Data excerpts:
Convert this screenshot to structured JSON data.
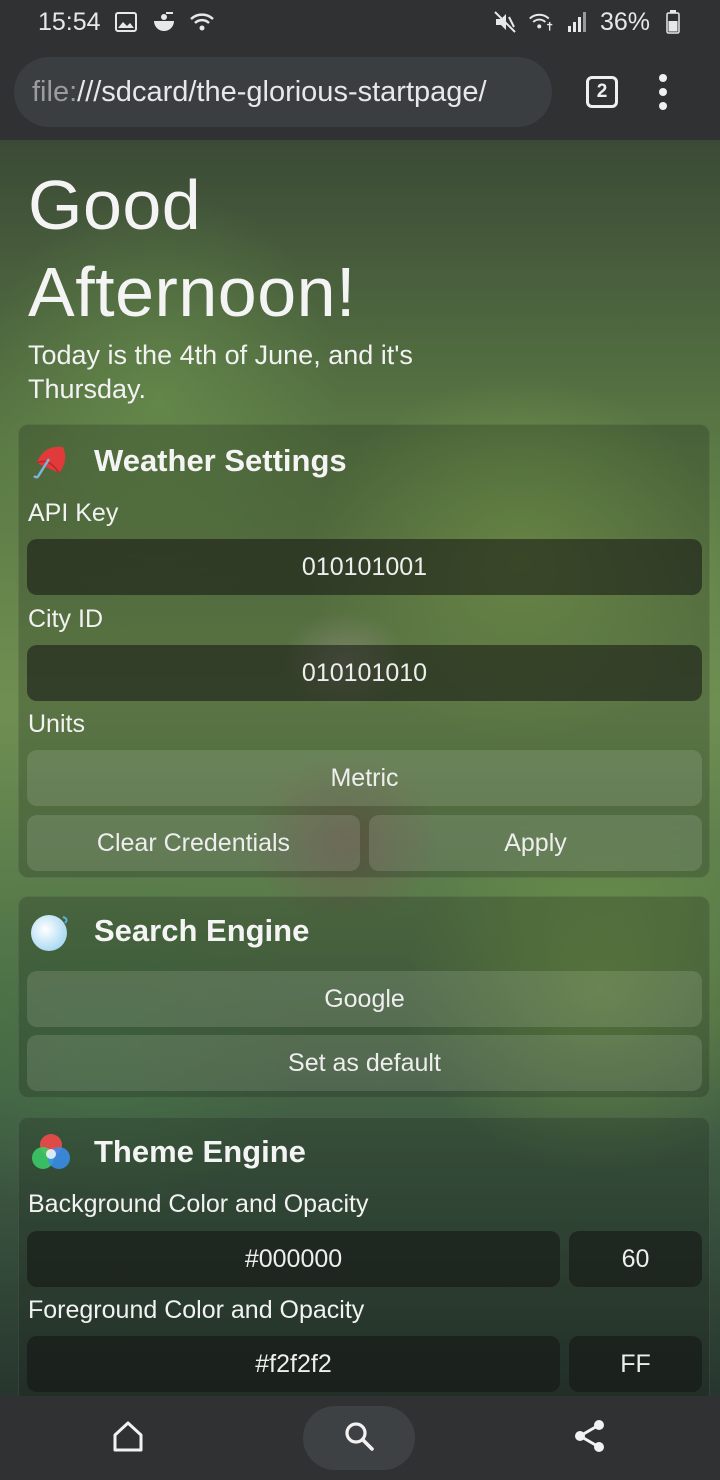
{
  "status_bar": {
    "time": "15:54",
    "left_icons": [
      "gallery-icon",
      "notification-icon",
      "wifi-icon"
    ],
    "right_icons": [
      "mute-icon",
      "wifi-calling-icon",
      "signal-icon"
    ],
    "battery": "36%"
  },
  "browser": {
    "url_scheme": "file:",
    "url_rest": "///sdcard/the-glorious-startpage/",
    "tab_count": "2"
  },
  "page": {
    "greeting_line1": "Good",
    "greeting_line2": "Afternoon!",
    "date_text": "Today is the 4th of June, and it's Thursday."
  },
  "weather": {
    "title": "Weather Settings",
    "icon": "umbrella-icon",
    "api_key_label": "API Key",
    "api_key_value": "010101001",
    "city_id_label": "City ID",
    "city_id_value": "010101010",
    "units_label": "Units",
    "units_value": "Metric",
    "clear_label": "Clear Credentials",
    "apply_label": "Apply"
  },
  "search_engine": {
    "title": "Search Engine",
    "icon": "globe-icon",
    "selected": "Google",
    "set_default_label": "Set as default"
  },
  "theme_engine": {
    "title": "Theme Engine",
    "icon": "color-circles-icon",
    "bg_label": "Background Color and Opacity",
    "bg_color": "#000000",
    "bg_opacity": "60",
    "fg_label": "Foreground Color and Opacity",
    "fg_color": "#f2f2f2",
    "fg_opacity": "FF"
  },
  "bottom_nav": {
    "items": [
      "home-icon",
      "search-icon",
      "share-icon"
    ]
  }
}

EXERCISE GOAL: Write out the listing word for word, omitting the pictures it holds.

SOLUTION TO THE EXERCISE:
Convert this screenshot to structured JSON data.
{
  "status_bar": {
    "time": "15:54",
    "left_icons": [
      "gallery-icon",
      "notification-icon",
      "wifi-icon"
    ],
    "right_icons": [
      "mute-icon",
      "wifi-calling-icon",
      "signal-icon"
    ],
    "battery": "36%"
  },
  "browser": {
    "url_scheme": "file:",
    "url_rest": "///sdcard/the-glorious-startpage/",
    "tab_count": "2"
  },
  "page": {
    "greeting_line1": "Good",
    "greeting_line2": "Afternoon!",
    "date_text": "Today is the 4th of June, and it's Thursday."
  },
  "weather": {
    "title": "Weather Settings",
    "icon": "umbrella-icon",
    "api_key_label": "API Key",
    "api_key_value": "010101001",
    "city_id_label": "City ID",
    "city_id_value": "010101010",
    "units_label": "Units",
    "units_value": "Metric",
    "clear_label": "Clear Credentials",
    "apply_label": "Apply"
  },
  "search_engine": {
    "title": "Search Engine",
    "icon": "globe-icon",
    "selected": "Google",
    "set_default_label": "Set as default"
  },
  "theme_engine": {
    "title": "Theme Engine",
    "icon": "color-circles-icon",
    "bg_label": "Background Color and Opacity",
    "bg_color": "#000000",
    "bg_opacity": "60",
    "fg_label": "Foreground Color and Opacity",
    "fg_color": "#f2f2f2",
    "fg_opacity": "FF"
  },
  "bottom_nav": {
    "items": [
      "home-icon",
      "search-icon",
      "share-icon"
    ]
  }
}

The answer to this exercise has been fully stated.